What to produce: Go through the listing beneath this task and return every line that carries the string "name".

BEGIN Records provided

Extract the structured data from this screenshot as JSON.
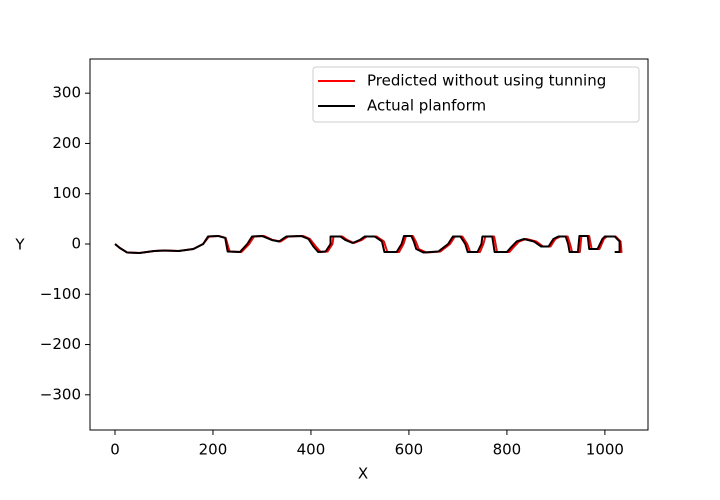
{
  "chart_data": {
    "type": "line",
    "xlabel": "X",
    "ylabel": "Y",
    "xlim": [
      -51,
      1088
    ],
    "ylim": [
      -370,
      368
    ],
    "xticks": [
      0,
      200,
      400,
      600,
      800,
      1000
    ],
    "yticks": [
      {
        "value": -300,
        "label": "−300"
      },
      {
        "value": -200,
        "label": "−200"
      },
      {
        "value": -100,
        "label": "−100"
      },
      0,
      100,
      200,
      300
    ],
    "legend": "upper right",
    "series": [
      {
        "name": "Predicted without using tunning",
        "color": "#ff0000",
        "x": [
          0,
          10,
          25,
          50,
          80,
          100,
          130,
          160,
          180,
          192,
          212,
          226,
          234,
          258,
          274,
          284,
          304,
          322,
          338,
          354,
          384,
          398,
          410,
          420,
          434,
          444,
          446,
          464,
          474,
          488,
          504,
          514,
          534,
          549,
          556,
          580,
          589,
          594,
          608,
          614,
          620,
          636,
          664,
          684,
          694,
          709,
          719,
          725,
          745,
          752,
          756,
          774,
          780,
          805,
          815,
          825,
          840,
          860,
          874,
          889,
          899,
          909,
          924,
          929,
          933,
          949,
          952,
          968,
          973,
          989,
          998,
          1004,
          1022,
          1032,
          1034,
          1024
        ],
        "values": [
          0,
          -8,
          -17,
          -18,
          -14,
          -13,
          -14,
          -10,
          0,
          15,
          16,
          12,
          -15,
          -16,
          0,
          15,
          16,
          8,
          5,
          15,
          16,
          10,
          -5,
          -16,
          -15,
          0,
          15,
          15,
          8,
          2,
          8,
          15,
          15,
          5,
          -16,
          -16,
          0,
          16,
          16,
          5,
          -10,
          -17,
          -15,
          0,
          15,
          15,
          0,
          -16,
          -16,
          0,
          15,
          15,
          -16,
          -16,
          -5,
          5,
          10,
          5,
          -5,
          -5,
          10,
          15,
          15,
          0,
          -16,
          -16,
          16,
          16,
          -10,
          -10,
          10,
          15,
          15,
          5,
          -16,
          -16
        ]
      },
      {
        "name": "Actual planform",
        "color": "#000000",
        "x": [
          0,
          10,
          25,
          50,
          80,
          100,
          130,
          160,
          180,
          190,
          210,
          225,
          230,
          255,
          270,
          280,
          300,
          320,
          335,
          350,
          380,
          395,
          405,
          415,
          430,
          440,
          440,
          460,
          470,
          485,
          500,
          510,
          530,
          545,
          550,
          575,
          585,
          590,
          605,
          610,
          615,
          630,
          660,
          680,
          690,
          705,
          715,
          720,
          740,
          748,
          750,
          770,
          775,
          800,
          810,
          820,
          835,
          855,
          870,
          885,
          895,
          905,
          920,
          925,
          928,
          945,
          948,
          965,
          968,
          985,
          995,
          1000,
          1020,
          1030,
          1030,
          1020
        ],
        "values": [
          0,
          -8,
          -17,
          -18,
          -14,
          -13,
          -14,
          -10,
          0,
          15,
          16,
          12,
          -15,
          -16,
          0,
          15,
          16,
          8,
          5,
          15,
          16,
          10,
          -5,
          -16,
          -15,
          0,
          15,
          15,
          8,
          2,
          8,
          15,
          15,
          5,
          -16,
          -16,
          0,
          16,
          16,
          5,
          -10,
          -17,
          -15,
          0,
          15,
          15,
          0,
          -16,
          -16,
          0,
          15,
          15,
          -16,
          -16,
          -5,
          5,
          10,
          5,
          -5,
          -5,
          10,
          15,
          15,
          0,
          -16,
          -16,
          16,
          16,
          -10,
          -10,
          10,
          15,
          15,
          5,
          -16,
          -16
        ]
      }
    ]
  }
}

END Records provided

In response:
        "name": "Predicted without using tunning",
        "name": "Actual planform",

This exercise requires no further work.